§ TASK TO COMPLETE: Each line that follows is to be retyped exactly.
Start of RECORDS SUPPLIED
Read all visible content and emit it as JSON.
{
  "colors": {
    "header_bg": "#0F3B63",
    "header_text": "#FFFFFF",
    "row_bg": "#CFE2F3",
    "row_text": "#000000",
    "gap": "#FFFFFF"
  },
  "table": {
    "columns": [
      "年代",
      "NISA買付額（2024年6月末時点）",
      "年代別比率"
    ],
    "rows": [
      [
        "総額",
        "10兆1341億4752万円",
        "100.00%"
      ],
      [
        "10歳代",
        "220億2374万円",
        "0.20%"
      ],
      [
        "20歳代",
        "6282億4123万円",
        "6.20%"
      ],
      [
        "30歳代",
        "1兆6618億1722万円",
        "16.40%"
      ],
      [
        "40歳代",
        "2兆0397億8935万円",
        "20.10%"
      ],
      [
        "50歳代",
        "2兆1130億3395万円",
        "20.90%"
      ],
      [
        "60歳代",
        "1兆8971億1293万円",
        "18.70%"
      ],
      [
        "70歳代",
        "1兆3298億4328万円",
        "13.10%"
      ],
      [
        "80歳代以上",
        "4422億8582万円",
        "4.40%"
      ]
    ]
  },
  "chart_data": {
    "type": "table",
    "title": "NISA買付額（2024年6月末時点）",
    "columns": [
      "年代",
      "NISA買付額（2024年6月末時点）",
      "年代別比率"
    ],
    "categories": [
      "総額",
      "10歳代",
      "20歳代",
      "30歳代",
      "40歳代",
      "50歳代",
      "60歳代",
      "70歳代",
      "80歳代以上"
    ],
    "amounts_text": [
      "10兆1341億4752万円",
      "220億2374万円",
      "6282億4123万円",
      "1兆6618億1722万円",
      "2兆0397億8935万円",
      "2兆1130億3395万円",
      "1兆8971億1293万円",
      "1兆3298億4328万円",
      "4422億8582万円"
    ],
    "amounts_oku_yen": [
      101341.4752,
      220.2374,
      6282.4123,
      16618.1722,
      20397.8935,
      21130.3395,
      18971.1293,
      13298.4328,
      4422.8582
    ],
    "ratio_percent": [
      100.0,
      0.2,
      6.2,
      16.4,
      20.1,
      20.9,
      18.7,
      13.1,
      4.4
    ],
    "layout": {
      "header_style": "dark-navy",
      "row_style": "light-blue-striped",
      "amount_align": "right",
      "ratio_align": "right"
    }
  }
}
End of RECORDS SUPPLIED
§ EXERCISE RESPONSE:
Read all visible content and emit it as JSON.
{
  "colors": {
    "header_bg": "#0F3B63",
    "header_text": "#FFFFFF",
    "row_bg": "#CFE2F3",
    "row_text": "#000000",
    "gap": "#FFFFFF"
  },
  "table": {
    "columns": [
      "年代",
      "NISA買付額（2024年6月末時点）",
      "年代別比率"
    ],
    "rows": [
      [
        "総額",
        "10兆1341億4752万円",
        "100.00%"
      ],
      [
        "10歳代",
        "220億2374万円",
        "0.20%"
      ],
      [
        "20歳代",
        "6282億4123万円",
        "6.20%"
      ],
      [
        "30歳代",
        "1兆6618億1722万円",
        "16.40%"
      ],
      [
        "40歳代",
        "2兆0397億8935万円",
        "20.10%"
      ],
      [
        "50歳代",
        "2兆1130億3395万円",
        "20.90%"
      ],
      [
        "60歳代",
        "1兆8971億1293万円",
        "18.70%"
      ],
      [
        "70歳代",
        "1兆3298億4328万円",
        "13.10%"
      ],
      [
        "80歳代以上",
        "4422億8582万円",
        "4.40%"
      ]
    ]
  },
  "chart_data": {
    "type": "table",
    "title": "NISA買付額（2024年6月末時点）",
    "columns": [
      "年代",
      "NISA買付額（2024年6月末時点）",
      "年代別比率"
    ],
    "categories": [
      "総額",
      "10歳代",
      "20歳代",
      "30歳代",
      "40歳代",
      "50歳代",
      "60歳代",
      "70歳代",
      "80歳代以上"
    ],
    "amounts_text": [
      "10兆1341億4752万円",
      "220億2374万円",
      "6282億4123万円",
      "1兆6618億1722万円",
      "2兆0397億8935万円",
      "2兆1130億3395万円",
      "1兆8971億1293万円",
      "1兆3298億4328万円",
      "4422億8582万円"
    ],
    "amounts_oku_yen": [
      101341.4752,
      220.2374,
      6282.4123,
      16618.1722,
      20397.8935,
      21130.3395,
      18971.1293,
      13298.4328,
      4422.8582
    ],
    "ratio_percent": [
      100.0,
      0.2,
      6.2,
      16.4,
      20.1,
      20.9,
      18.7,
      13.1,
      4.4
    ],
    "layout": {
      "header_style": "dark-navy",
      "row_style": "light-blue-striped",
      "amount_align": "right",
      "ratio_align": "right"
    }
  }
}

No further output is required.